_Aim_
In your copy, reproduce the entries exactly as they are, minus the images.

··········

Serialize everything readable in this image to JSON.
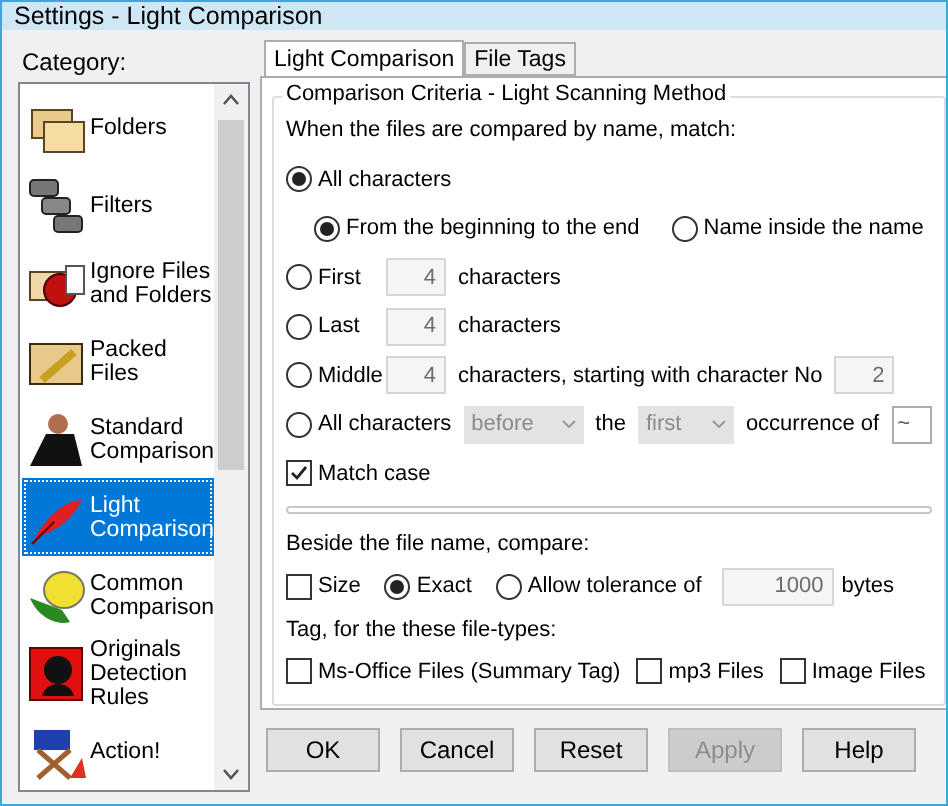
{
  "window": {
    "title": "Settings - Light Comparison"
  },
  "category": {
    "label": "Category:",
    "items": [
      {
        "label": "Folders",
        "selected": false
      },
      {
        "label": "Filters",
        "selected": false
      },
      {
        "label": "Ignore Files and Folders",
        "selected": false
      },
      {
        "label": "Packed Files",
        "selected": false
      },
      {
        "label": "Standard Comparison",
        "selected": false
      },
      {
        "label": "Light Comparison",
        "selected": true
      },
      {
        "label": "Common Comparison",
        "selected": false
      },
      {
        "label": "Originals Detection Rules",
        "selected": false
      },
      {
        "label": "Action!",
        "selected": false
      }
    ]
  },
  "tabs": [
    {
      "label": "Light Comparison",
      "selected": true
    },
    {
      "label": "File Tags",
      "selected": false
    }
  ],
  "criteria": {
    "title": "Comparison Criteria - Light Scanning Method",
    "prompt": "When the files are compared by name, match:",
    "modes": [
      {
        "kind": "plain",
        "label": "All characters",
        "selected": true
      },
      {
        "kind": "count",
        "label": "First",
        "selected": false,
        "count": "4",
        "unit": "characters"
      },
      {
        "kind": "count",
        "label": "Last",
        "selected": false,
        "count": "4",
        "unit": "characters"
      },
      {
        "kind": "range",
        "label": "Middle",
        "selected": false,
        "count": "4",
        "unit": "characters, starting with character No",
        "start": "2"
      },
      {
        "kind": "occurrence",
        "label": "All characters",
        "selected": false,
        "direction": "before",
        "joiner": "the",
        "which": "first",
        "suffix": "occurrence of",
        "char": "~"
      }
    ],
    "positions": [
      {
        "label": "From the beginning to the end",
        "selected": true
      },
      {
        "label": "Name inside the name",
        "selected": false
      }
    ],
    "match_case": {
      "label": "Match case",
      "checked": true
    }
  },
  "compare": {
    "prompt": "Beside the file name, compare:",
    "size": {
      "label": "Size",
      "checked": false
    },
    "modes": [
      {
        "label": "Exact",
        "selected": true
      },
      {
        "label": "Allow tolerance of",
        "selected": false
      }
    ],
    "tolerance": "1000",
    "unit": "bytes"
  },
  "tags": {
    "prompt": "Tag, for the these file-types:",
    "items": [
      {
        "label": "Ms-Office Files (Summary Tag)",
        "checked": false
      },
      {
        "label": "mp3 Files",
        "checked": false
      },
      {
        "label": "Image Files",
        "checked": false
      }
    ]
  },
  "buttons": [
    {
      "label": "OK",
      "disabled": false
    },
    {
      "label": "Cancel",
      "disabled": false
    },
    {
      "label": "Reset",
      "disabled": false
    },
    {
      "label": "Apply",
      "disabled": true
    },
    {
      "label": "Help",
      "disabled": false
    }
  ]
}
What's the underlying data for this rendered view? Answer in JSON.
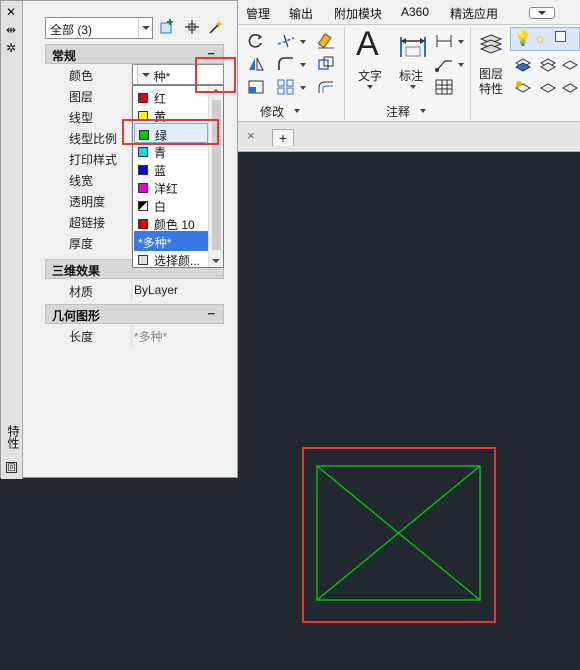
{
  "ribbon": {
    "tabs": [
      "管理",
      "输出",
      "附加模块",
      "A360",
      "精选应用"
    ],
    "panels": {
      "modify": "修改",
      "annotation": "注释"
    },
    "big_buttons": {
      "text": "文字",
      "dimension": "标注",
      "layer_properties": "图层\n特性"
    }
  },
  "document_tabs": {
    "close_glyph": "×",
    "add_glyph": "+"
  },
  "palette": {
    "strip": {
      "close_glyph": "✕",
      "pin_glyph": "⇹",
      "options_glyph": "✲",
      "title": "特性",
      "bottom_glyph": "回"
    },
    "object_selector": "全部 (3)",
    "sections": {
      "general": "常规",
      "3d_effects": "三维效果",
      "geometry": "几何图形"
    },
    "collapse_glyph": "−",
    "general_props": [
      {
        "name": "颜色",
        "value": "*多种*"
      },
      {
        "name": "图层",
        "value": ""
      },
      {
        "name": "线型",
        "value": ""
      },
      {
        "name": "线型比例",
        "value": ""
      },
      {
        "name": "打印样式",
        "value": ""
      },
      {
        "name": "线宽",
        "value": ""
      },
      {
        "name": "透明度",
        "value": ""
      },
      {
        "name": "超链接",
        "value": ""
      },
      {
        "name": "厚度",
        "value": ""
      }
    ],
    "effects_props": [
      {
        "name": "材质",
        "value": "ByLayer"
      }
    ],
    "geometry_props": [
      {
        "name": "长度",
        "value": "*多种*"
      }
    ],
    "color_dropdown": {
      "current": "*多种*",
      "options": [
        {
          "label": "红",
          "color": "#e00000"
        },
        {
          "label": "黄",
          "color": "#ffff00"
        },
        {
          "label": "绿",
          "color": "#00c800"
        },
        {
          "label": "青",
          "color": "#00e0e0"
        },
        {
          "label": "蓝",
          "color": "#0000e0"
        },
        {
          "label": "洋红",
          "color": "#e000e0"
        },
        {
          "label": "白",
          "color": "#ffffff"
        },
        {
          "label": "颜色 10",
          "color": "#e00000"
        },
        {
          "label": "*多种*",
          "color": ""
        },
        {
          "label": "选择颜...",
          "color": ""
        }
      ]
    }
  },
  "colors": {
    "drawing_background": "#212830",
    "geometry_stroke": "#00c800",
    "highlight_box": "#e53935",
    "selected_option": "#3b78e7"
  }
}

··········

_The solution_
Serialize everything readable in this image to JSON.
{
  "window": {
    "title": "Settings - Light Comparison"
  },
  "category": {
    "label": "Category:",
    "items": [
      {
        "label": "Folders",
        "selected": false
      },
      {
        "label": "Filters",
        "selected": false
      },
      {
        "label": "Ignore Files and Folders",
        "selected": false
      },
      {
        "label": "Packed Files",
        "selected": false
      },
      {
        "label": "Standard Comparison",
        "selected": false
      },
      {
        "label": "Light Comparison",
        "selected": true
      },
      {
        "label": "Common Comparison",
        "selected": false
      },
      {
        "label": "Originals Detection Rules",
        "selected": false
      },
      {
        "label": "Action!",
        "selected": false
      }
    ]
  },
  "tabs": [
    {
      "label": "Light Comparison",
      "selected": true
    },
    {
      "label": "File Tags",
      "selected": false
    }
  ],
  "criteria": {
    "title": "Comparison Criteria - Light Scanning Method",
    "prompt": "When the files are compared by name, match:",
    "modes": [
      {
        "kind": "plain",
        "label": "All characters",
        "selected": true
      },
      {
        "kind": "count",
        "label": "First",
        "selected": false,
        "count": "4",
        "unit": "characters"
      },
      {
        "kind": "count",
        "label": "Last",
        "selected": false,
        "count": "4",
        "unit": "characters"
      },
      {
        "kind": "range",
        "label": "Middle",
        "selected": false,
        "count": "4",
        "unit": "characters, starting with character No",
        "start": "2"
      },
      {
        "kind": "occurrence",
        "label": "All characters",
        "selected": false,
        "direction": "before",
        "joiner": "the",
        "which": "first",
        "suffix": "occurrence of",
        "char": "~"
      }
    ],
    "positions": [
      {
        "label": "From the beginning to the end",
        "selected": true
      },
      {
        "label": "Name inside the name",
        "selected": false
      }
    ],
    "match_case": {
      "label": "Match case",
      "checked": true
    }
  },
  "compare": {
    "prompt": "Beside the file name, compare:",
    "size": {
      "label": "Size",
      "checked": false
    },
    "modes": [
      {
        "label": "Exact",
        "selected": true
      },
      {
        "label": "Allow tolerance of",
        "selected": false
      }
    ],
    "tolerance": "1000",
    "unit": "bytes"
  },
  "tags": {
    "prompt": "Tag, for the these file-types:",
    "items": [
      {
        "label": "Ms-Office Files (Summary Tag)",
        "checked": false
      },
      {
        "label": "mp3 Files",
        "checked": false
      },
      {
        "label": "Image Files",
        "checked": false
      }
    ]
  },
  "buttons": [
    {
      "label": "OK",
      "disabled": false
    },
    {
      "label": "Cancel",
      "disabled": false
    },
    {
      "label": "Reset",
      "disabled": false
    },
    {
      "label": "Apply",
      "disabled": true
    },
    {
      "label": "Help",
      "disabled": false
    }
  ]
}
What's the underlying data for this rendered view? Answer in JSON.
{
  "ribbon": {
    "tabs": [
      "管理",
      "输出",
      "附加模块",
      "A360",
      "精选应用"
    ],
    "panels": {
      "modify": "修改",
      "annotation": "注释"
    },
    "big_buttons": {
      "text": "文字",
      "dimension": "标注",
      "layer_properties": "图层\n特性"
    }
  },
  "document_tabs": {
    "close_glyph": "×",
    "add_glyph": "+"
  },
  "palette": {
    "strip": {
      "close_glyph": "✕",
      "pin_glyph": "⇹",
      "options_glyph": "✲",
      "title": "特性",
      "bottom_glyph": "回"
    },
    "object_selector": "全部 (3)",
    "sections": {
      "general": "常规",
      "3d_effects": "三维效果",
      "geometry": "几何图形"
    },
    "collapse_glyph": "−",
    "general_props": [
      {
        "name": "颜色",
        "value": "*多种*"
      },
      {
        "name": "图层",
        "value": ""
      },
      {
        "name": "线型",
        "value": ""
      },
      {
        "name": "线型比例",
        "value": ""
      },
      {
        "name": "打印样式",
        "value": ""
      },
      {
        "name": "线宽",
        "value": ""
      },
      {
        "name": "透明度",
        "value": ""
      },
      {
        "name": "超链接",
        "value": ""
      },
      {
        "name": "厚度",
        "value": ""
      }
    ],
    "effects_props": [
      {
        "name": "材质",
        "value": "ByLayer"
      }
    ],
    "geometry_props": [
      {
        "name": "长度",
        "value": "*多种*"
      }
    ],
    "color_dropdown": {
      "current": "*多种*",
      "options": [
        {
          "label": "红",
          "color": "#e00000"
        },
        {
          "label": "黄",
          "color": "#ffff00"
        },
        {
          "label": "绿",
          "color": "#00c800"
        },
        {
          "label": "青",
          "color": "#00e0e0"
        },
        {
          "label": "蓝",
          "color": "#0000e0"
        },
        {
          "label": "洋红",
          "color": "#e000e0"
        },
        {
          "label": "白",
          "color": "#ffffff"
        },
        {
          "label": "颜色 10",
          "color": "#e00000"
        },
        {
          "label": "*多种*",
          "color": ""
        },
        {
          "label": "选择颜...",
          "color": ""
        }
      ]
    }
  },
  "colors": {
    "drawing_background": "#212830",
    "geometry_stroke": "#00c800",
    "highlight_box": "#e53935",
    "selected_option": "#3b78e7"
  }
}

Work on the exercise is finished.